Extracted data entries:
━━━━━━━━━━━━━━━━━━━━

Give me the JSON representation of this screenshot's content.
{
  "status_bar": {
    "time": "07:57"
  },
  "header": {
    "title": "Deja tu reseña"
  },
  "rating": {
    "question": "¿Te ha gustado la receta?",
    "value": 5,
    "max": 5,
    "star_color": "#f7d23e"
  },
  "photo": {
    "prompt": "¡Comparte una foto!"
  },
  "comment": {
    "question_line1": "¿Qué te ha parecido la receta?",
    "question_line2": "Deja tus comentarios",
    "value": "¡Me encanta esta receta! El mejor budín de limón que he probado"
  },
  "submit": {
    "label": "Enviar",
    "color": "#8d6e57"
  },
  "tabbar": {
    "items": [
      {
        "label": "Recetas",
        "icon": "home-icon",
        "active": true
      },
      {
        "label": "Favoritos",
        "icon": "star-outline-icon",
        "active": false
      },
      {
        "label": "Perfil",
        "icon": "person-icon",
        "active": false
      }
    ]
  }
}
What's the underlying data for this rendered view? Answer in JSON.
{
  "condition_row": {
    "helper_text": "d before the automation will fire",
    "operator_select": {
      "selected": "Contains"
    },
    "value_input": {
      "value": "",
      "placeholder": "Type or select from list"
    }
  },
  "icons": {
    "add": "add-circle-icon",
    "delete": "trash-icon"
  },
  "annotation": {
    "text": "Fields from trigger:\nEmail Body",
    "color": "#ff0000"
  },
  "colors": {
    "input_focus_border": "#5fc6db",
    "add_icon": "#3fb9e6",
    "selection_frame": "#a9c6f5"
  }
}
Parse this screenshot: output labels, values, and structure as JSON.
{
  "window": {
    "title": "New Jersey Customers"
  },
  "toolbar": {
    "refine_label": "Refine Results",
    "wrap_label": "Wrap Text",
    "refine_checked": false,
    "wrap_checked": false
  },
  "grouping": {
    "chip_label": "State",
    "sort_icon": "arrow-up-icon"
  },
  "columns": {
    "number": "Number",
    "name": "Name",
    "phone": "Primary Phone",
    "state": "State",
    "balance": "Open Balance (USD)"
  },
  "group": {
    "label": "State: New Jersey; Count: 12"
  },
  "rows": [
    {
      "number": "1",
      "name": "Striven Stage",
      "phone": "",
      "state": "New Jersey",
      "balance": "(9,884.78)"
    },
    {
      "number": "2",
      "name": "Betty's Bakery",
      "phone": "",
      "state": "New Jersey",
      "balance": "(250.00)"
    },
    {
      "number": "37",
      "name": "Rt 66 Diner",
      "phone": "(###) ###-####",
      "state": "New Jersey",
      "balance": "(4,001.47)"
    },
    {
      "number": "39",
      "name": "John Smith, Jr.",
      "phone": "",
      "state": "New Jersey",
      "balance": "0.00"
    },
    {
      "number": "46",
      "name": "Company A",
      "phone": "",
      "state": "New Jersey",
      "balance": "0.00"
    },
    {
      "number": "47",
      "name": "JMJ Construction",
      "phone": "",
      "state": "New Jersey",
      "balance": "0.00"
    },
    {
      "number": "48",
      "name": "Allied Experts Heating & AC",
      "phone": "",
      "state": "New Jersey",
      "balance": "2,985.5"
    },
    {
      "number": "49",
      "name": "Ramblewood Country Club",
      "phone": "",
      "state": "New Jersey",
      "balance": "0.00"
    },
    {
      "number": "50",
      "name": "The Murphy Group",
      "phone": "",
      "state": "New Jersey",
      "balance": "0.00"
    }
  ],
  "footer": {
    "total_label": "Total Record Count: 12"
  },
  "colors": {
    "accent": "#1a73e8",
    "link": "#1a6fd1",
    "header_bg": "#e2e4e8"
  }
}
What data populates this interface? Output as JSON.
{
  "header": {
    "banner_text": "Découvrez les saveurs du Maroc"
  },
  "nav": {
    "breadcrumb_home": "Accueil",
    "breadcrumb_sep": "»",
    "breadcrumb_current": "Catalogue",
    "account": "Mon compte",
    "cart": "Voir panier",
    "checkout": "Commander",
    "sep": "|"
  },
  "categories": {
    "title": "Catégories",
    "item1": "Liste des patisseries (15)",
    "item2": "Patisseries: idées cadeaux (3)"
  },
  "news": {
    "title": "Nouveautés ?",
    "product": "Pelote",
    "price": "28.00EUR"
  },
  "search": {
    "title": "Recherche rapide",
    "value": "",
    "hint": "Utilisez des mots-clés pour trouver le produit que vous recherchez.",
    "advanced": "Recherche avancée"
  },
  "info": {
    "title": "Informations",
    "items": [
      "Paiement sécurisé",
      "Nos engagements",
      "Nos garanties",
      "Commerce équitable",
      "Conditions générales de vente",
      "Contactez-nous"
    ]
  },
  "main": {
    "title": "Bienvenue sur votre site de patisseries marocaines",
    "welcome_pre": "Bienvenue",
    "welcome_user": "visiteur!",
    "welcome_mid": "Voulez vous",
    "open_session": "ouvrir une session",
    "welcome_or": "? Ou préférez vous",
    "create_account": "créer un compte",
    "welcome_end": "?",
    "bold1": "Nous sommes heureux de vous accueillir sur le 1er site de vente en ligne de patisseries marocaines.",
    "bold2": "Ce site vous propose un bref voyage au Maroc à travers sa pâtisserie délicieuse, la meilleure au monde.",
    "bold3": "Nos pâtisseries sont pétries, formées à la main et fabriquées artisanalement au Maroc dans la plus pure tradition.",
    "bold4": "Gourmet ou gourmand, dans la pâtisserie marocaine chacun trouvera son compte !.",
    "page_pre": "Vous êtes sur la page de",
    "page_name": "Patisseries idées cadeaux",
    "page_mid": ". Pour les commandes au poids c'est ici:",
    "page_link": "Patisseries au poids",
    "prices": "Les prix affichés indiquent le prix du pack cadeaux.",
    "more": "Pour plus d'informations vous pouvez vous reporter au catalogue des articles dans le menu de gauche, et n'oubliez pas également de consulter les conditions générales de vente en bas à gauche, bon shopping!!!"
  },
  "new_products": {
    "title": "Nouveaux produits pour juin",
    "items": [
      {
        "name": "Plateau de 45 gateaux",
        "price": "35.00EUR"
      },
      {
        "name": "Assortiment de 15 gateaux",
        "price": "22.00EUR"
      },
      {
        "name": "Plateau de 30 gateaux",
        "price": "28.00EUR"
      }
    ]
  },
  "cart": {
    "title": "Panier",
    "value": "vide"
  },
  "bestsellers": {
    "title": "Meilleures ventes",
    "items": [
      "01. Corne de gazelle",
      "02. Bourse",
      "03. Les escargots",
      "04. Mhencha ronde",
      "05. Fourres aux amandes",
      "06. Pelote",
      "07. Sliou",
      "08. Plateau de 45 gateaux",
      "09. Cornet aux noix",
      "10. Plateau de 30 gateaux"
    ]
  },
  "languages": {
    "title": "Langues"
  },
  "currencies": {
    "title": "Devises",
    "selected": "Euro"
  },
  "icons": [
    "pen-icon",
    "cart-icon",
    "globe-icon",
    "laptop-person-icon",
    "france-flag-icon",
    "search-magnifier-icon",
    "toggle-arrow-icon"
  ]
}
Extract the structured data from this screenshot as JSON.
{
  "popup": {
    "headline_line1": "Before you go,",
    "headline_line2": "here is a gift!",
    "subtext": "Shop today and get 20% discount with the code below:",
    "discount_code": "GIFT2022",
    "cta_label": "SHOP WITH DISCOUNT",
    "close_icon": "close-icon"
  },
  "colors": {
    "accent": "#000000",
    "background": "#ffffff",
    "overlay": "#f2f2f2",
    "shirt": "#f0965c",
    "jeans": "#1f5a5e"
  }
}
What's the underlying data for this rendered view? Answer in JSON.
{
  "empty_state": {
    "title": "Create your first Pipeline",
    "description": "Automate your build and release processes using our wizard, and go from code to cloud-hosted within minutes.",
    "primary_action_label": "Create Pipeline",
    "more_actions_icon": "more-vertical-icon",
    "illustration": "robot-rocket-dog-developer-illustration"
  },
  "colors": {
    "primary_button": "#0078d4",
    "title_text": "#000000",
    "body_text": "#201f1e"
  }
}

━━━━━━━━━━━━━━━━━━━━

__TASK DETAILS__
In the entries above, find each line with the word "Pipeline" and copy it.

__TASK SOLUTION__
    "title": "Create your first Pipeline",
    "primary_action_label": "Create Pipeline",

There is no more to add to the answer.